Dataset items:

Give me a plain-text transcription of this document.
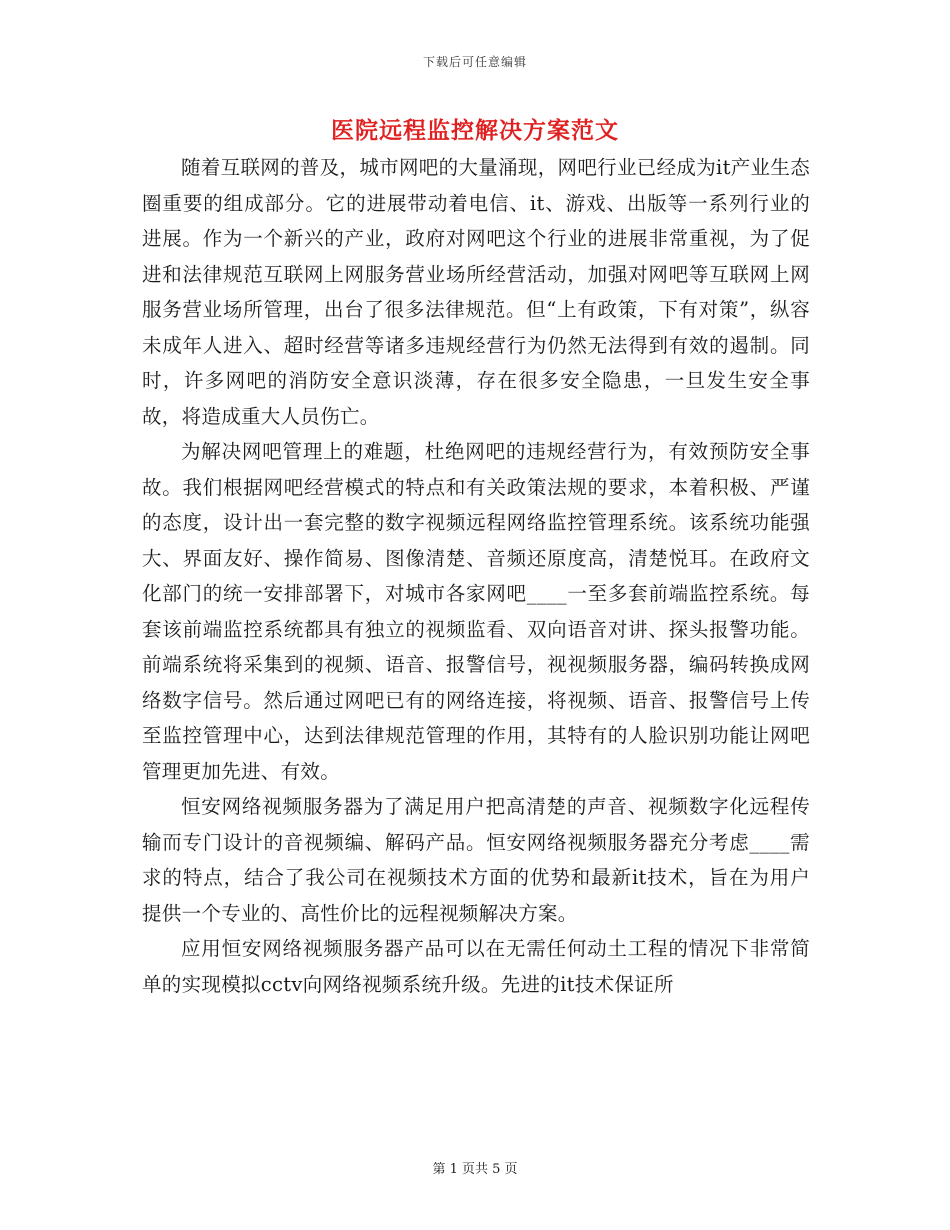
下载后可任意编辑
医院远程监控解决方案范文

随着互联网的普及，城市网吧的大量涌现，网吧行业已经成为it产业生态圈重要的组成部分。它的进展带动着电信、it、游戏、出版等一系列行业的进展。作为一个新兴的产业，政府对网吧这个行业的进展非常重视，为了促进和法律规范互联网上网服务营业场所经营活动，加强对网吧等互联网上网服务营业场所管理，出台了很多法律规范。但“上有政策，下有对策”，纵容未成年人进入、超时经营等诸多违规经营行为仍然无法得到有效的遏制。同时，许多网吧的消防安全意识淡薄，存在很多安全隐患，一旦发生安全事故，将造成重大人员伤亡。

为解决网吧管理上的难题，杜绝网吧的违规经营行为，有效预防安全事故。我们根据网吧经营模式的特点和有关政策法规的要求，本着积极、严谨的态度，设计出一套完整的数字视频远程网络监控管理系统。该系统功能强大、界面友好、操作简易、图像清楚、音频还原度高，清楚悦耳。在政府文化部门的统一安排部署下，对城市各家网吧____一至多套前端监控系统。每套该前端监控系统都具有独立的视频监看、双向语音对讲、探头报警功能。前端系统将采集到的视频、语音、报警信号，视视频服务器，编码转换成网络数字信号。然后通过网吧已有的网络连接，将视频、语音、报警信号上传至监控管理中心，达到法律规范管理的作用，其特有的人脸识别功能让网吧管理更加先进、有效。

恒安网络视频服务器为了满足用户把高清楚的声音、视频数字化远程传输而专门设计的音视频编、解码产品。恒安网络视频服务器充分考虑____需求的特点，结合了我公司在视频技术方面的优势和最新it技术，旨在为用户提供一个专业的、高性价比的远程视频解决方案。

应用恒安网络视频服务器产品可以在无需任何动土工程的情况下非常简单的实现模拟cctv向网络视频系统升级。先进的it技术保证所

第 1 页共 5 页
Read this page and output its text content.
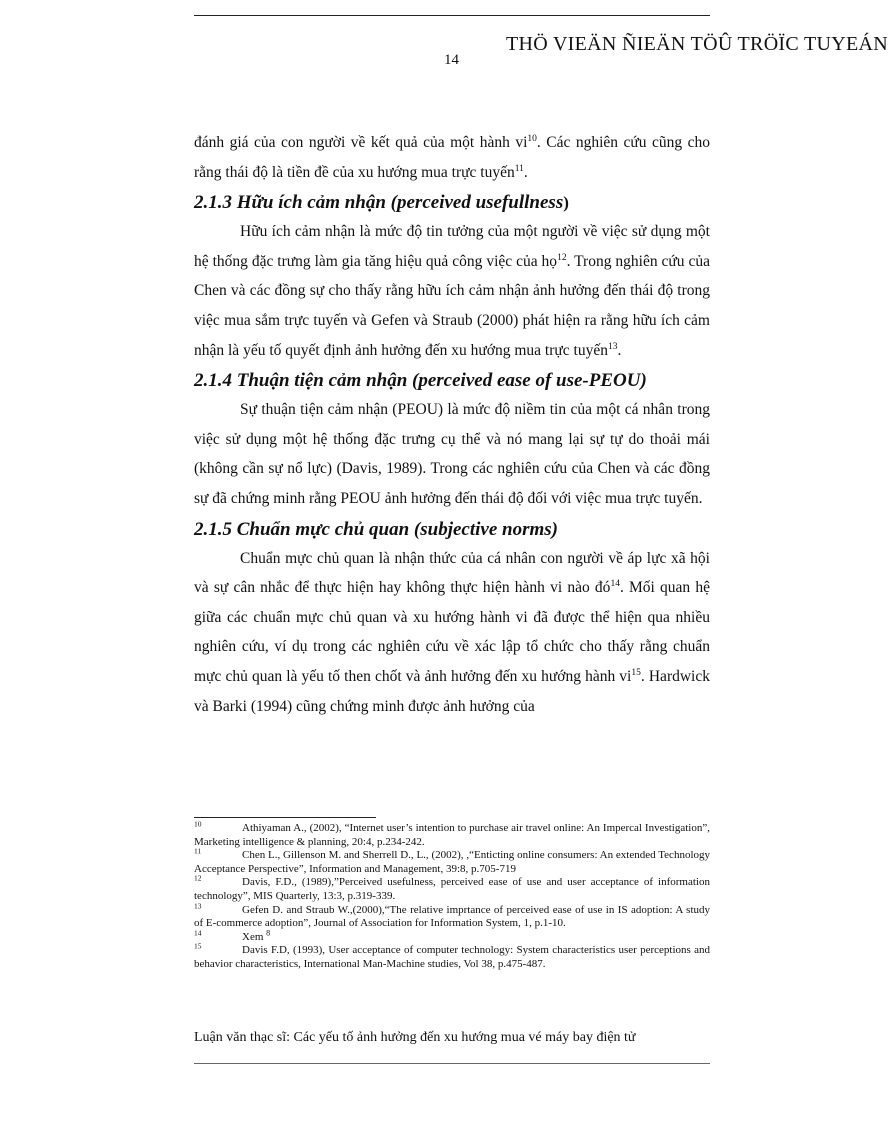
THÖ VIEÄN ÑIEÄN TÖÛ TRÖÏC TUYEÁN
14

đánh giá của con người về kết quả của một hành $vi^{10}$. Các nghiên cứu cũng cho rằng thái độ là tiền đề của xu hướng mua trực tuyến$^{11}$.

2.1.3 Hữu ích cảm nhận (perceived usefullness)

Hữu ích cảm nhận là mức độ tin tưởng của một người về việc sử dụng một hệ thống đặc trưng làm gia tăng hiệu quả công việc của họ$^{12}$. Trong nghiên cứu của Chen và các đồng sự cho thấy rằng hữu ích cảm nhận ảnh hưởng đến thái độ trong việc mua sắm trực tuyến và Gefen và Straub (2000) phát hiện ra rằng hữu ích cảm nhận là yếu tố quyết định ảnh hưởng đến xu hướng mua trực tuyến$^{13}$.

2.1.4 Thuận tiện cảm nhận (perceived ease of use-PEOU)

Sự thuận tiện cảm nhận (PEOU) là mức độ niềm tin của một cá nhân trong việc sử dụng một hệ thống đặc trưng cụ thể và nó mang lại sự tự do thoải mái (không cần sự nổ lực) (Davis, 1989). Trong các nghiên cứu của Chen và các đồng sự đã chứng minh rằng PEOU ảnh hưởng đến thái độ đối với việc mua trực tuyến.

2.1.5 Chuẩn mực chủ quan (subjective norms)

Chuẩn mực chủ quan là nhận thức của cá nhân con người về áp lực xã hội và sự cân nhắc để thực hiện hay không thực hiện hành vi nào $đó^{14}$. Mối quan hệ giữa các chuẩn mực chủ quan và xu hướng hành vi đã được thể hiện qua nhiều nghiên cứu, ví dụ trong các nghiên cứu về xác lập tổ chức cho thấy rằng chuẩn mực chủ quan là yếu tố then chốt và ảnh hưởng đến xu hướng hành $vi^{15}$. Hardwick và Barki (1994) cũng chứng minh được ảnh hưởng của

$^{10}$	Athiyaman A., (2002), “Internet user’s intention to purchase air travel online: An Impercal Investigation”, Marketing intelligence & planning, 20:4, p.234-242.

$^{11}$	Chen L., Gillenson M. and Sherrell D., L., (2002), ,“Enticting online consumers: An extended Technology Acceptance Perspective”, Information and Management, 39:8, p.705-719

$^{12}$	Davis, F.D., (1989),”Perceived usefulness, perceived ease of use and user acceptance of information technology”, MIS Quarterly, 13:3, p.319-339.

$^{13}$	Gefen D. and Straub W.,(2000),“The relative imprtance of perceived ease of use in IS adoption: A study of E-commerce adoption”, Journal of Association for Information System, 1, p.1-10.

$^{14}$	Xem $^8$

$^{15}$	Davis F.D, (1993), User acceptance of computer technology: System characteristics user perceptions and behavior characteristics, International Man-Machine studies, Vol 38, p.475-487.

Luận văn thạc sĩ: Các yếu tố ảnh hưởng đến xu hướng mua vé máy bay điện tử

...

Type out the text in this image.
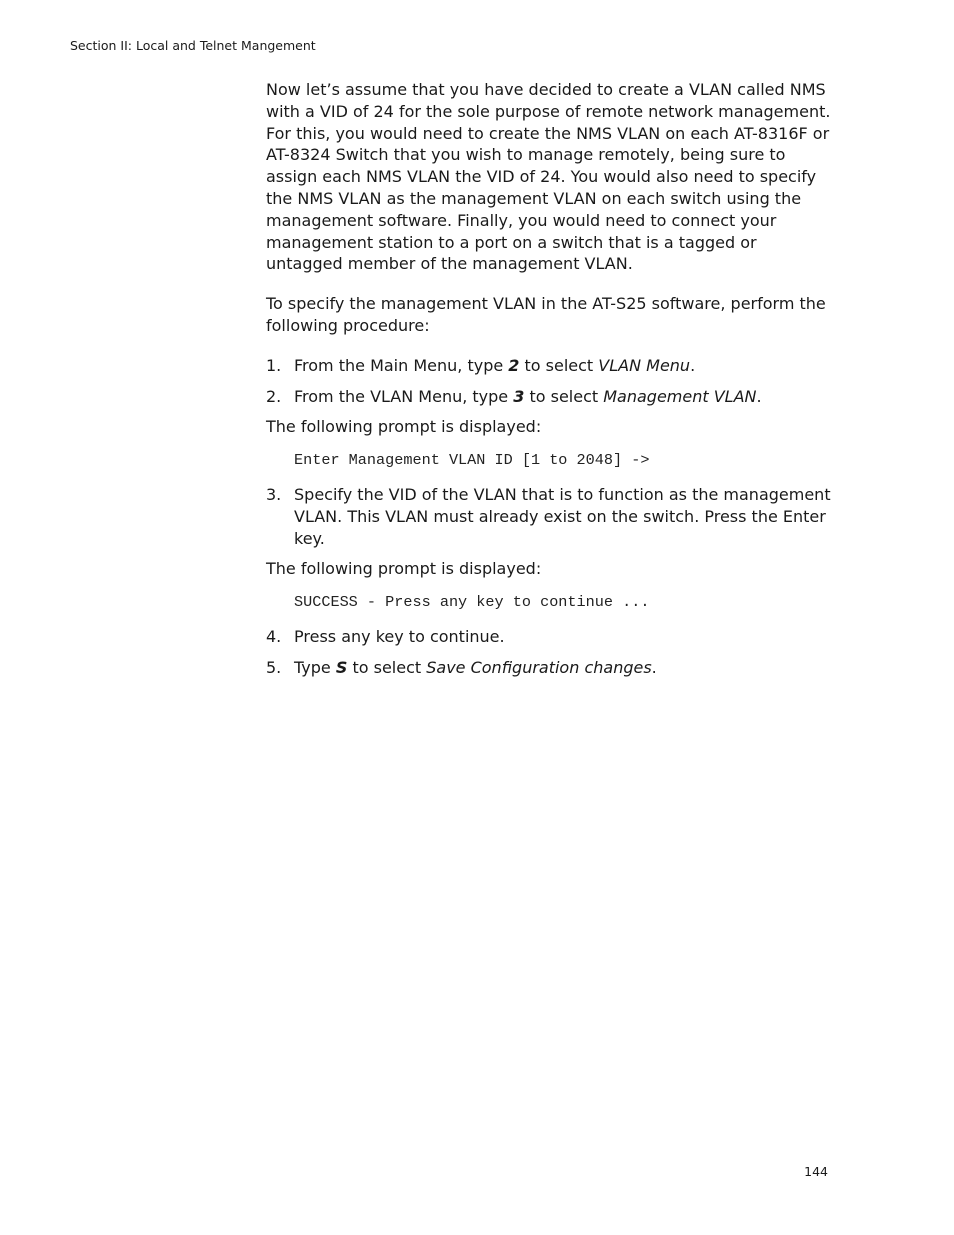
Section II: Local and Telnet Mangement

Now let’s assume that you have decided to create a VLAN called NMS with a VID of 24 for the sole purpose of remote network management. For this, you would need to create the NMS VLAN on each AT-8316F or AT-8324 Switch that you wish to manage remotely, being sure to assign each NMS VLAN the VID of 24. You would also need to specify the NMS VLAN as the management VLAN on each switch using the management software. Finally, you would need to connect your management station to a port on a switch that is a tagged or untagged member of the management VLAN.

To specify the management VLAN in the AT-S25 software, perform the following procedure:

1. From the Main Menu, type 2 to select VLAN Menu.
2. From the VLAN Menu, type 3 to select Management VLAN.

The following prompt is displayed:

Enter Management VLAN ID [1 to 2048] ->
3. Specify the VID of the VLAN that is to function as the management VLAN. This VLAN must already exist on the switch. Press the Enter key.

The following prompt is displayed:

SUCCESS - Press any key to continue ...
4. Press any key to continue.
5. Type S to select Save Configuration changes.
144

--

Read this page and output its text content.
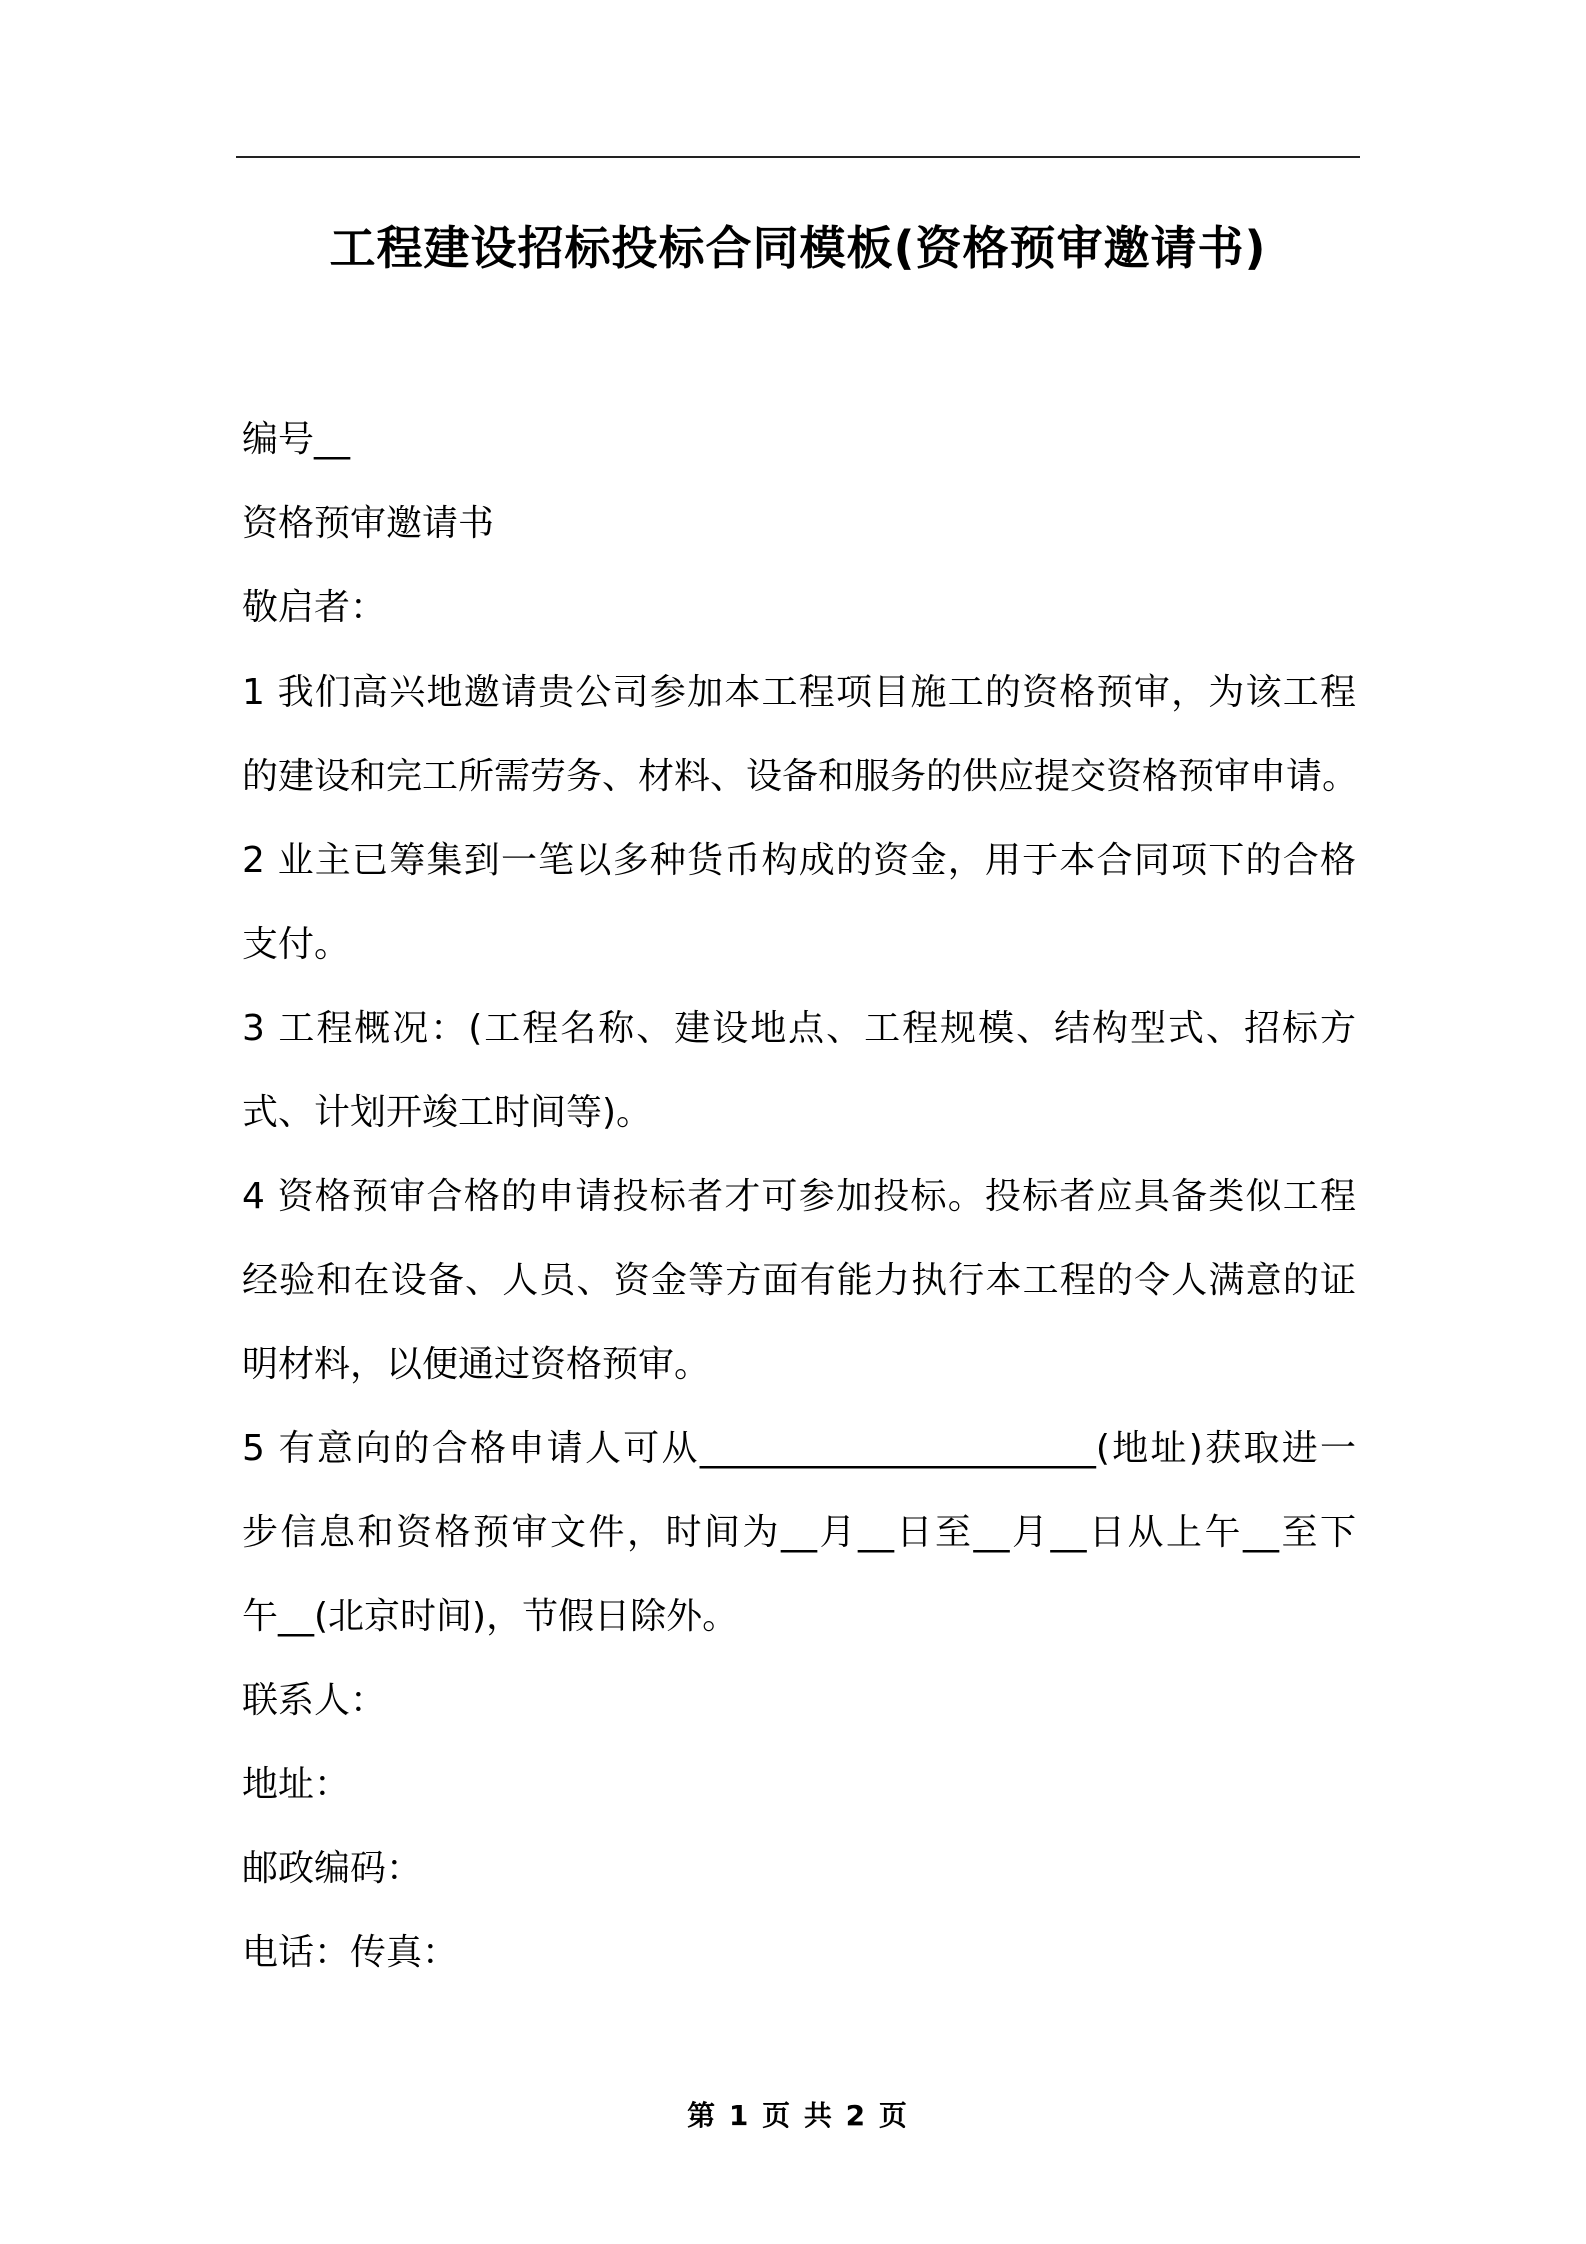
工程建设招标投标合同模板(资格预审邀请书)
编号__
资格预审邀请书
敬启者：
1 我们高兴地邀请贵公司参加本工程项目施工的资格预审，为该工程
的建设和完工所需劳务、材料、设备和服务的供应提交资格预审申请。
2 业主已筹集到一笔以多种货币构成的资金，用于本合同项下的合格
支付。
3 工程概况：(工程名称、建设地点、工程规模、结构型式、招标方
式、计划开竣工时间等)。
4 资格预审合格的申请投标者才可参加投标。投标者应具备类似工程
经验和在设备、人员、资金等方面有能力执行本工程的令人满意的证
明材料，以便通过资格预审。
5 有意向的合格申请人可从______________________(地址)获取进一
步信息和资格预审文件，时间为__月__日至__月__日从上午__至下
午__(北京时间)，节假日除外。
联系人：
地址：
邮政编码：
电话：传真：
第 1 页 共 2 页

EXERCISE DIRECTIONS:
Copy every line of the records above that holds the word "select".

COMPLETED TASK:
1. From the Main Menu, type 2 to select VLAN Menu.
2. From the VLAN Menu, type 3 to select Management VLAN.
5. Type S to select Save Configuration changes.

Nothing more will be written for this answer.